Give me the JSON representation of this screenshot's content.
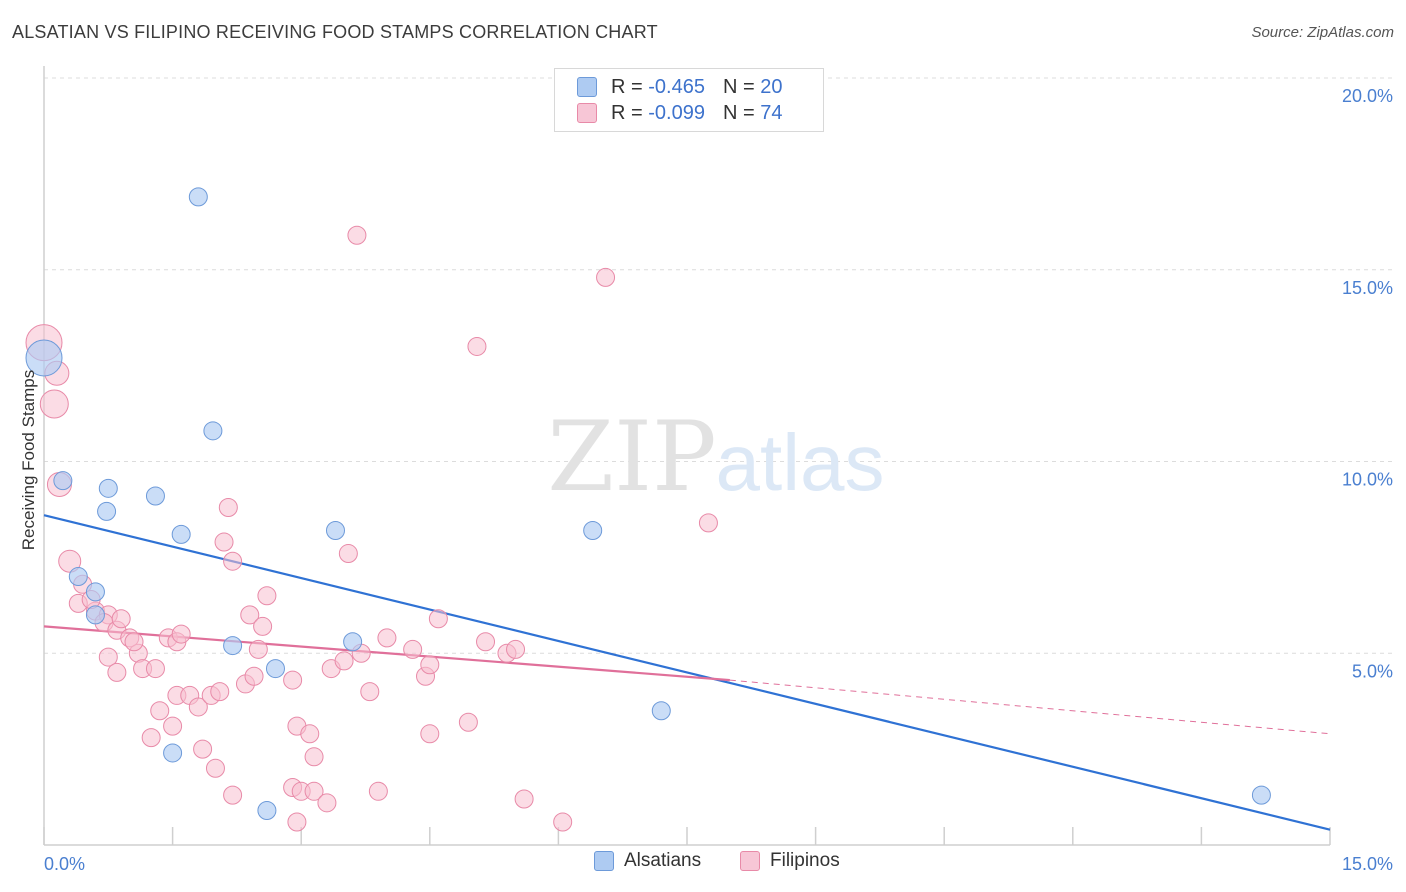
{
  "title": "ALSATIAN VS FILIPINO RECEIVING FOOD STAMPS CORRELATION CHART",
  "source": "Source: ZipAtlas.com",
  "watermark": {
    "zip": "ZIP",
    "atlas": "atlas"
  },
  "legend": {
    "rows": [
      {
        "r_label": "R =",
        "r_value": "-0.465",
        "n_label": "N =",
        "n_value": "20"
      },
      {
        "r_label": "R =",
        "r_value": "-0.099",
        "n_label": "N =",
        "n_value": "74"
      }
    ]
  },
  "bottom_legend": {
    "alsatians": "Alsatians",
    "filipinos": "Filipinos"
  },
  "colors": {
    "alsatian_fill": "#aecbf2",
    "alsatian_stroke": "#6d9ad9",
    "alsatian_line": "#2f72d4",
    "filipino_fill": "#f7bfd0",
    "filipino_stroke": "#e88aa8",
    "filipino_line": "#e0709a",
    "tick_text": "#4a7fd0",
    "grid": "#dcdcdc"
  },
  "chart_data": {
    "type": "scatter",
    "title": "ALSATIAN VS FILIPINO RECEIVING FOOD STAMPS CORRELATION CHART",
    "xlabel": "",
    "ylabel": "Receiving Food Stamps",
    "xlim": [
      0,
      15
    ],
    "ylim": [
      0,
      20
    ],
    "x_tick_labels": [
      "0.0%",
      "15.0%"
    ],
    "y_ticks": [
      5,
      10,
      15,
      20
    ],
    "y_tick_labels": [
      "5.0%",
      "10.0%",
      "15.0%",
      "20.0%"
    ],
    "grid": "horizontal dashed",
    "series": [
      {
        "name": "Alsatians",
        "r": -0.465,
        "n": 20,
        "points": [
          [
            0.0,
            12.7,
            18
          ],
          [
            0.22,
            9.5,
            9
          ],
          [
            0.75,
            9.3,
            9
          ],
          [
            0.73,
            8.7,
            9
          ],
          [
            0.4,
            7.0,
            9
          ],
          [
            0.6,
            6.6,
            9
          ],
          [
            0.6,
            6.0,
            9
          ],
          [
            1.3,
            9.1,
            9
          ],
          [
            1.6,
            8.1,
            9
          ],
          [
            1.8,
            16.9,
            9
          ],
          [
            1.97,
            10.8,
            9
          ],
          [
            2.2,
            5.2,
            9
          ],
          [
            2.7,
            4.6,
            9
          ],
          [
            2.6,
            0.9,
            9
          ],
          [
            1.5,
            2.4,
            9
          ],
          [
            3.4,
            8.2,
            9
          ],
          [
            3.6,
            5.3,
            9
          ],
          [
            6.4,
            8.2,
            9
          ],
          [
            7.2,
            3.5,
            9
          ],
          [
            14.2,
            1.3,
            9
          ]
        ],
        "trend": {
          "x": [
            0,
            15
          ],
          "y": [
            8.6,
            0.4
          ]
        }
      },
      {
        "name": "Filipinos",
        "r": -0.099,
        "n": 74,
        "points": [
          [
            0.0,
            13.1,
            18
          ],
          [
            0.15,
            12.3,
            12
          ],
          [
            0.12,
            11.5,
            14
          ],
          [
            0.18,
            9.4,
            12
          ],
          [
            0.3,
            7.4,
            11
          ],
          [
            0.45,
            6.8,
            9
          ],
          [
            0.4,
            6.3,
            9
          ],
          [
            0.6,
            6.1,
            9
          ],
          [
            0.55,
            6.4,
            9
          ],
          [
            0.75,
            6.0,
            9
          ],
          [
            0.7,
            5.8,
            9
          ],
          [
            0.85,
            5.6,
            9
          ],
          [
            0.9,
            5.9,
            9
          ],
          [
            1.0,
            5.4,
            9
          ],
          [
            1.1,
            5.0,
            9
          ],
          [
            1.05,
            5.3,
            9
          ],
          [
            0.75,
            4.9,
            9
          ],
          [
            0.85,
            4.5,
            9
          ],
          [
            1.15,
            4.6,
            9
          ],
          [
            1.3,
            4.6,
            9
          ],
          [
            1.45,
            5.4,
            9
          ],
          [
            1.55,
            5.3,
            9
          ],
          [
            1.6,
            5.5,
            9
          ],
          [
            1.35,
            3.5,
            9
          ],
          [
            1.5,
            3.1,
            9
          ],
          [
            1.25,
            2.8,
            9
          ],
          [
            1.55,
            3.9,
            9
          ],
          [
            1.7,
            3.9,
            9
          ],
          [
            1.8,
            3.6,
            9
          ],
          [
            1.85,
            2.5,
            9
          ],
          [
            1.95,
            3.9,
            9
          ],
          [
            2.0,
            2.0,
            9
          ],
          [
            2.05,
            4.0,
            9
          ],
          [
            2.15,
            8.8,
            9
          ],
          [
            2.1,
            7.9,
            9
          ],
          [
            2.2,
            7.4,
            9
          ],
          [
            2.4,
            6.0,
            9
          ],
          [
            2.55,
            5.7,
            9
          ],
          [
            2.6,
            6.5,
            9
          ],
          [
            2.5,
            5.1,
            9
          ],
          [
            2.35,
            4.2,
            9
          ],
          [
            2.45,
            4.4,
            9
          ],
          [
            2.2,
            1.3,
            9
          ],
          [
            2.9,
            4.3,
            9
          ],
          [
            2.95,
            3.1,
            9
          ],
          [
            3.1,
            2.9,
            9
          ],
          [
            3.15,
            2.3,
            9
          ],
          [
            2.9,
            1.5,
            9
          ],
          [
            3.0,
            1.4,
            9
          ],
          [
            3.15,
            1.4,
            9
          ],
          [
            2.95,
            0.6,
            9
          ],
          [
            3.3,
            1.1,
            9
          ],
          [
            3.35,
            4.6,
            9
          ],
          [
            3.5,
            4.8,
            9
          ],
          [
            3.55,
            7.6,
            9
          ],
          [
            3.65,
            15.9,
            9
          ],
          [
            3.7,
            5.0,
            9
          ],
          [
            3.8,
            4.0,
            9
          ],
          [
            3.9,
            1.4,
            9
          ],
          [
            4.0,
            5.4,
            9
          ],
          [
            4.3,
            5.1,
            9
          ],
          [
            4.45,
            4.4,
            9
          ],
          [
            4.5,
            4.7,
            9
          ],
          [
            4.5,
            2.9,
            9
          ],
          [
            4.6,
            5.9,
            9
          ],
          [
            4.95,
            3.2,
            9
          ],
          [
            5.05,
            13.0,
            9
          ],
          [
            5.15,
            5.3,
            9
          ],
          [
            5.4,
            5.0,
            9
          ],
          [
            5.6,
            1.2,
            9
          ],
          [
            6.05,
            0.6,
            9
          ],
          [
            6.55,
            14.8,
            9
          ],
          [
            7.75,
            8.4,
            9
          ],
          [
            5.5,
            5.1,
            9
          ]
        ],
        "trend": {
          "x": [
            0,
            8.0
          ],
          "y": [
            5.7,
            4.3
          ]
        },
        "trend_extension": {
          "x": [
            8.0,
            15
          ],
          "y": [
            4.3,
            2.9
          ]
        }
      }
    ]
  }
}
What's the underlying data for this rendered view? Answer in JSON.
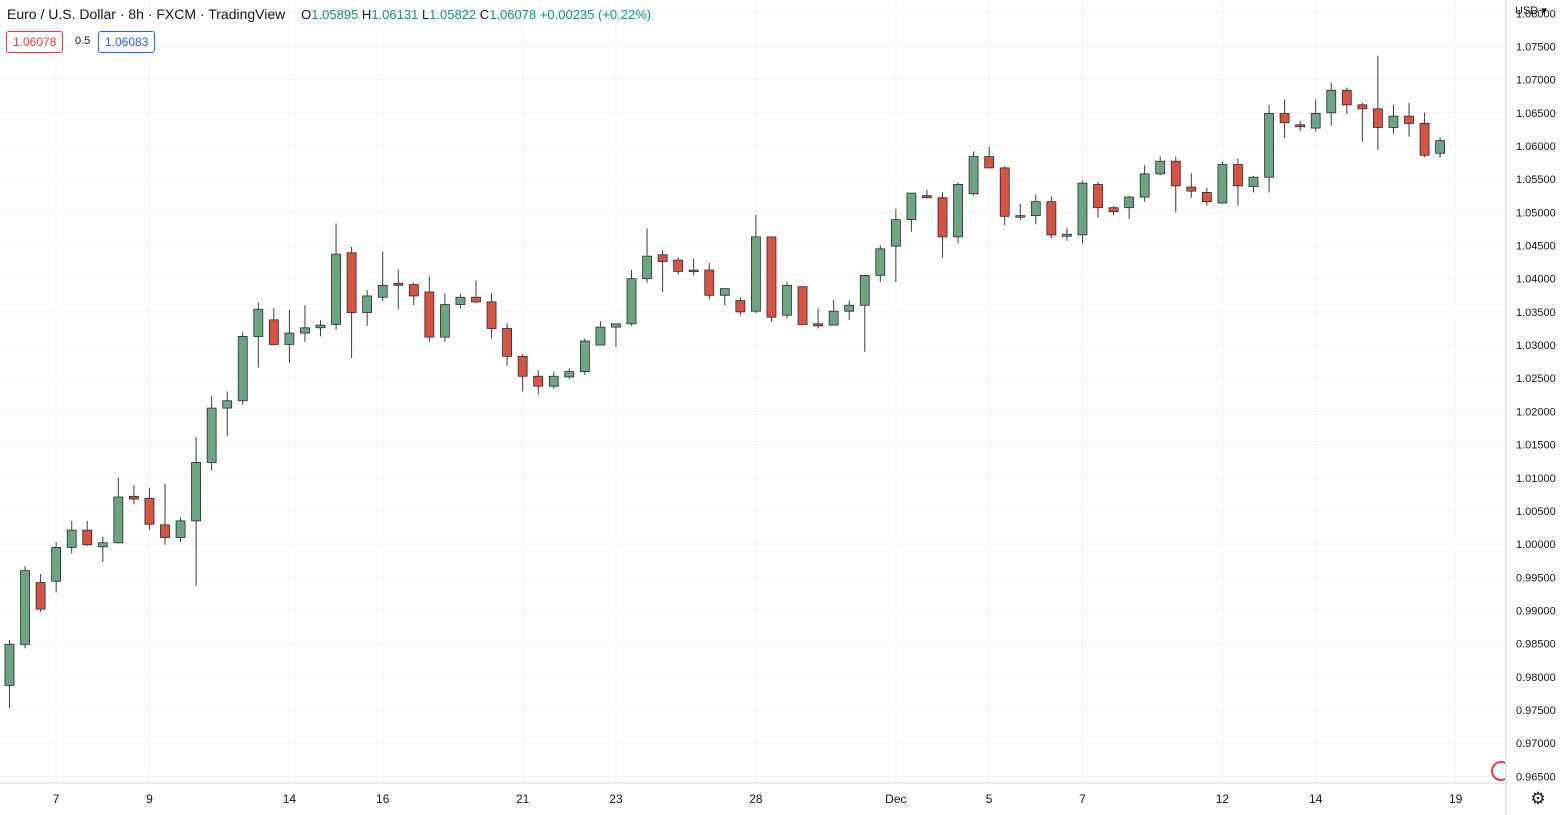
{
  "header": {
    "title": "Euro / U.S. Dollar · 8h · FXCM · TradingView",
    "ohlc": {
      "o_label": "O",
      "o": "1.05895",
      "h_label": "H",
      "h": "1.06131",
      "l_label": "L",
      "l": "1.05822",
      "c_label": "C",
      "c": "1.06078",
      "change": "+0.00235 (+0.22%)"
    }
  },
  "trade": {
    "sell_price": "1.06078",
    "spread": "0.5",
    "buy_price": "1.06083"
  },
  "price_scale": {
    "currency": "USD"
  },
  "colors": {
    "up": "#6ba583",
    "down": "#d75442",
    "wick": "#3d3d3d",
    "grid": "#f0f3fa",
    "axis_text": "#131722"
  },
  "icons": [
    "settings-gear-icon",
    "tradingview-logo-icon",
    "currency-dropdown-icon"
  ],
  "chart_data": {
    "type": "candlestick",
    "title": "Euro / U.S. Dollar · 8h · FXCM · TradingView",
    "ylim": [
      0.964,
      1.082
    ],
    "y_ticks": [
      "1.08000",
      "1.07500",
      "1.07000",
      "1.06500",
      "1.06000",
      "1.05500",
      "1.05000",
      "1.04500",
      "1.04000",
      "1.03500",
      "1.03000",
      "1.02500",
      "1.02000",
      "1.01500",
      "1.01000",
      "1.00500",
      "1.00000",
      "0.99500",
      "0.99000",
      "0.98500",
      "0.98000",
      "0.97500",
      "0.97000",
      "0.96500"
    ],
    "x_labels": [
      {
        "label": "7",
        "index": 3
      },
      {
        "label": "9",
        "index": 9
      },
      {
        "label": "14",
        "index": 18
      },
      {
        "label": "16",
        "index": 24
      },
      {
        "label": "21",
        "index": 33
      },
      {
        "label": "23",
        "index": 39
      },
      {
        "label": "28",
        "index": 48
      },
      {
        "label": "Dec",
        "index": 57
      },
      {
        "label": "5",
        "index": 63
      },
      {
        "label": "7",
        "index": 69
      },
      {
        "label": "12",
        "index": 78
      },
      {
        "label": "14",
        "index": 84
      },
      {
        "label": "19",
        "index": 93
      }
    ],
    "ohlc": [
      [
        0.9787,
        0.9855,
        0.9753,
        0.9849
      ],
      [
        0.9849,
        0.9967,
        0.9843,
        0.996
      ],
      [
        0.9942,
        0.9955,
        0.9898,
        0.9902
      ],
      [
        0.9944,
        1.0003,
        0.9927,
        0.9995
      ],
      [
        0.9995,
        1.0035,
        0.9986,
        1.0021
      ],
      [
        1.0021,
        1.0035,
        0.9997,
        0.9999
      ],
      [
        0.9996,
        1.0011,
        0.9973,
        1.0002
      ],
      [
        1.0002,
        1.01,
        1.0001,
        1.0071
      ],
      [
        1.0072,
        1.0089,
        1.006,
        1.0068
      ],
      [
        1.0069,
        1.0085,
        1.0022,
        1.003
      ],
      [
        1.0029,
        1.0091,
        0.9999,
        1.001
      ],
      [
        1.001,
        1.004,
        1.0003,
        1.0035
      ],
      [
        1.0035,
        1.0162,
        0.9937,
        1.0123
      ],
      [
        1.0123,
        1.0223,
        1.0111,
        1.0205
      ],
      [
        1.0205,
        1.023,
        1.0163,
        1.0216
      ],
      [
        1.0216,
        1.032,
        1.021,
        1.0313
      ],
      [
        1.0313,
        1.0364,
        1.0266,
        1.0354
      ],
      [
        1.0338,
        1.0356,
        1.03,
        1.0301
      ],
      [
        1.0301,
        1.0353,
        1.0273,
        1.0318
      ],
      [
        1.0318,
        1.036,
        1.0305,
        1.0326
      ],
      [
        1.0326,
        1.0337,
        1.0313,
        1.033
      ],
      [
        1.0331,
        1.0483,
        1.0323,
        1.0437
      ],
      [
        1.0439,
        1.0448,
        1.028,
        1.0349
      ],
      [
        1.0349,
        1.0383,
        1.0329,
        1.0374
      ],
      [
        1.0372,
        1.0441,
        1.0366,
        1.039
      ],
      [
        1.0393,
        1.0414,
        1.0354,
        1.039
      ],
      [
        1.0391,
        1.0394,
        1.036,
        1.0374
      ],
      [
        1.038,
        1.0403,
        1.0305,
        1.0312
      ],
      [
        1.0312,
        1.0378,
        1.0305,
        1.0361
      ],
      [
        1.0361,
        1.0377,
        1.0355,
        1.0372
      ],
      [
        1.0372,
        1.0397,
        1.0363,
        1.0365
      ],
      [
        1.0365,
        1.0378,
        1.031,
        1.0325
      ],
      [
        1.0325,
        1.0333,
        1.0268,
        1.0283
      ],
      [
        1.0283,
        1.0286,
        1.023,
        1.0253
      ],
      [
        1.0253,
        1.0262,
        1.0226,
        1.0238
      ],
      [
        1.0238,
        1.026,
        1.0234,
        1.0253
      ],
      [
        1.0252,
        1.0265,
        1.0249,
        1.026
      ],
      [
        1.026,
        1.031,
        1.0255,
        1.0306
      ],
      [
        1.03,
        1.0336,
        1.03,
        1.0327
      ],
      [
        1.0327,
        1.033,
        1.0297,
        1.0332
      ],
      [
        1.0332,
        1.0413,
        1.0329,
        1.04
      ],
      [
        1.04,
        1.0476,
        1.0394,
        1.0434
      ],
      [
        1.0436,
        1.0443,
        1.038,
        1.0426
      ],
      [
        1.0428,
        1.0432,
        1.0406,
        1.0411
      ],
      [
        1.0411,
        1.043,
        1.0405,
        1.0413
      ],
      [
        1.0413,
        1.0424,
        1.0369,
        1.0375
      ],
      [
        1.0375,
        1.038,
        1.036,
        1.0385
      ],
      [
        1.0367,
        1.0372,
        1.0345,
        1.035
      ],
      [
        1.0351,
        1.0496,
        1.0348,
        1.0463
      ],
      [
        1.0463,
        1.0463,
        1.0335,
        1.0342
      ],
      [
        1.0345,
        1.0395,
        1.034,
        1.039
      ],
      [
        1.0388,
        1.0387,
        1.033,
        1.0331
      ],
      [
        1.0332,
        1.0355,
        1.0325,
        1.0329
      ],
      [
        1.033,
        1.0368,
        1.033,
        1.0351
      ],
      [
        1.0351,
        1.0367,
        1.0338,
        1.036
      ],
      [
        1.036,
        1.0405,
        1.029,
        1.0405
      ],
      [
        1.0405,
        1.045,
        1.0395,
        1.0445
      ],
      [
        1.0449,
        1.0505,
        1.0395,
        1.0489
      ],
      [
        1.0489,
        1.052,
        1.0471,
        1.0529
      ],
      [
        1.0525,
        1.0534,
        1.0521,
        1.0522
      ],
      [
        1.0522,
        1.053,
        1.0432,
        1.0463
      ],
      [
        1.0463,
        1.0545,
        1.0453,
        1.0542
      ],
      [
        1.0528,
        1.0592,
        1.0525,
        1.0584
      ],
      [
        1.0584,
        1.0599,
        1.057,
        1.0567
      ],
      [
        1.0567,
        1.0569,
        1.0481,
        1.0494
      ],
      [
        1.0494,
        1.0513,
        1.0488,
        1.0495
      ],
      [
        1.0495,
        1.0527,
        1.0482,
        1.0516
      ],
      [
        1.0516,
        1.0524,
        1.0461,
        1.0466
      ],
      [
        1.0464,
        1.0476,
        1.0457,
        1.0467
      ],
      [
        1.0466,
        1.0547,
        1.0453,
        1.0544
      ],
      [
        1.0542,
        1.0546,
        1.0492,
        1.0507
      ],
      [
        1.0507,
        1.0509,
        1.0496,
        1.0501
      ],
      [
        1.0507,
        1.0525,
        1.049,
        1.0523
      ],
      [
        1.0523,
        1.0571,
        1.0516,
        1.0558
      ],
      [
        1.0558,
        1.0584,
        1.0556,
        1.0577
      ],
      [
        1.0577,
        1.0584,
        1.05,
        1.054
      ],
      [
        1.0538,
        1.0559,
        1.0522,
        1.0532
      ],
      [
        1.053,
        1.0537,
        1.051,
        1.0516
      ],
      [
        1.0514,
        1.0576,
        1.0515,
        1.0572
      ],
      [
        1.0572,
        1.0581,
        1.051,
        1.054
      ],
      [
        1.0539,
        1.0555,
        1.053,
        1.0553
      ],
      [
        1.0553,
        1.0662,
        1.053,
        1.0649
      ],
      [
        1.0649,
        1.067,
        1.0612,
        1.0635
      ],
      [
        1.0632,
        1.0638,
        1.0622,
        1.0629
      ],
      [
        1.0627,
        1.067,
        1.0622,
        1.0649
      ],
      [
        1.065,
        1.0695,
        1.0631,
        1.0684
      ],
      [
        1.0684,
        1.0688,
        1.0648,
        1.0662
      ],
      [
        1.0662,
        1.0665,
        1.0607,
        1.0656
      ],
      [
        1.0656,
        1.0736,
        1.0594,
        1.0628
      ],
      [
        1.0628,
        1.0662,
        1.0618,
        1.0645
      ],
      [
        1.0645,
        1.0665,
        1.0614,
        1.0634
      ],
      [
        1.0634,
        1.065,
        1.0583,
        1.0586
      ],
      [
        1.0589,
        1.0613,
        1.0582,
        1.0608
      ]
    ]
  }
}
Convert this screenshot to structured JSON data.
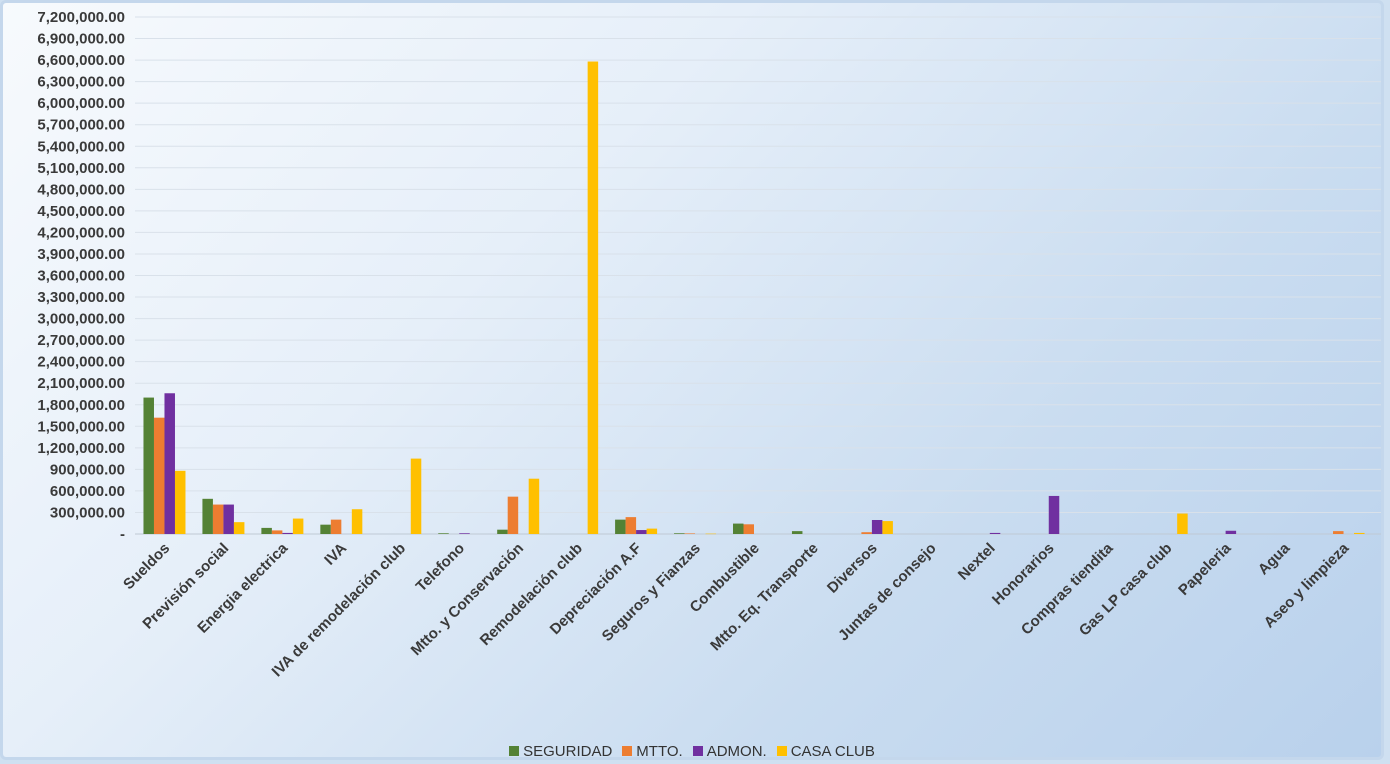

> Problem requirements: Report every line in the data above in which the word "screenshot" appears.

> Solution to this problem:
Give me the JSON representation of this screenshot's content.
Convert this screenshot to structured JSON data.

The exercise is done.